Would you quote the material below in full and unchanged?

[Data records]
[START]

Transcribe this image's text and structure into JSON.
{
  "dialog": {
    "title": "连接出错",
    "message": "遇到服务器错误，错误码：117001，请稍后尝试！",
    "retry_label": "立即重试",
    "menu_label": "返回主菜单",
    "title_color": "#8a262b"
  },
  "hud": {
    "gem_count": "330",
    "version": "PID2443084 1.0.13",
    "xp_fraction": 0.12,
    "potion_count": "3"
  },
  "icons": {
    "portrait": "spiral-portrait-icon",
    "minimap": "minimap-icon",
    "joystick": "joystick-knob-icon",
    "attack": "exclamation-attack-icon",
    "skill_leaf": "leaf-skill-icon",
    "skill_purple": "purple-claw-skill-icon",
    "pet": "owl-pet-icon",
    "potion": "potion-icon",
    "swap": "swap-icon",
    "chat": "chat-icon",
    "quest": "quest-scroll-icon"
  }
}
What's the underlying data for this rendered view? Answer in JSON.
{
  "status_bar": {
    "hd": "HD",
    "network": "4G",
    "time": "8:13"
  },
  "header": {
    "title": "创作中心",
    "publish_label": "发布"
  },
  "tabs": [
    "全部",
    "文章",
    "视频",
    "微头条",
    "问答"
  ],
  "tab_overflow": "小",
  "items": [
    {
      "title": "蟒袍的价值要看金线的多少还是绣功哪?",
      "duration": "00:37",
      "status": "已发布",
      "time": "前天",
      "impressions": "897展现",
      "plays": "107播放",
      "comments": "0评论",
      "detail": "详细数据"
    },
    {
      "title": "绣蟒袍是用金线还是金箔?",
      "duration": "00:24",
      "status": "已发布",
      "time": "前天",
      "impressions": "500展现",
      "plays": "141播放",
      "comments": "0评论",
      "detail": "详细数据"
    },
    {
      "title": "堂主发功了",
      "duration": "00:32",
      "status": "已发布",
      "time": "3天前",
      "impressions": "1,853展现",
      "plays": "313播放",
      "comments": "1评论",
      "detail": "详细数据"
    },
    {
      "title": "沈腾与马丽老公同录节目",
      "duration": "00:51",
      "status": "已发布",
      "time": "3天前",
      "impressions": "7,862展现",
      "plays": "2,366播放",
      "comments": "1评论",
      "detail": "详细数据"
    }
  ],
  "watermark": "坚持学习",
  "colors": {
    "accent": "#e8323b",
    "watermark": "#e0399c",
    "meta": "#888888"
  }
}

[END]

**Output below**
Transcribe this image's text and structure into JSON.
{
  "dialog": {
    "title": "连接出错",
    "message": "遇到服务器错误，错误码：117001，请稍后尝试！",
    "retry_label": "立即重试",
    "menu_label": "返回主菜单",
    "title_color": "#8a262b"
  },
  "hud": {
    "gem_count": "330",
    "version": "PID2443084 1.0.13",
    "xp_fraction": 0.12,
    "potion_count": "3"
  },
  "icons": {
    "portrait": "spiral-portrait-icon",
    "minimap": "minimap-icon",
    "joystick": "joystick-knob-icon",
    "attack": "exclamation-attack-icon",
    "skill_leaf": "leaf-skill-icon",
    "skill_purple": "purple-claw-skill-icon",
    "pet": "owl-pet-icon",
    "potion": "potion-icon",
    "swap": "swap-icon",
    "chat": "chat-icon",
    "quest": "quest-scroll-icon"
  }
}
What's the underlying data for this rendered view? Answer in JSON.
{
  "status_bar": {
    "hd": "HD",
    "network": "4G",
    "time": "8:13"
  },
  "header": {
    "title": "创作中心",
    "publish_label": "发布"
  },
  "tabs": [
    "全部",
    "文章",
    "视频",
    "微头条",
    "问答"
  ],
  "tab_overflow": "小",
  "items": [
    {
      "title": "蟒袍的价值要看金线的多少还是绣功哪?",
      "duration": "00:37",
      "status": "已发布",
      "time": "前天",
      "impressions": "897展现",
      "plays": "107播放",
      "comments": "0评论",
      "detail": "详细数据"
    },
    {
      "title": "绣蟒袍是用金线还是金箔?",
      "duration": "00:24",
      "status": "已发布",
      "time": "前天",
      "impressions": "500展现",
      "plays": "141播放",
      "comments": "0评论",
      "detail": "详细数据"
    },
    {
      "title": "堂主发功了",
      "duration": "00:32",
      "status": "已发布",
      "time": "3天前",
      "impressions": "1,853展现",
      "plays": "313播放",
      "comments": "1评论",
      "detail": "详细数据"
    },
    {
      "title": "沈腾与马丽老公同录节目",
      "duration": "00:51",
      "status": "已发布",
      "time": "3天前",
      "impressions": "7,862展现",
      "plays": "2,366播放",
      "comments": "1评论",
      "detail": "详细数据"
    }
  ],
  "watermark": "坚持学习",
  "colors": {
    "accent": "#e8323b",
    "watermark": "#e0399c",
    "meta": "#888888"
  }
}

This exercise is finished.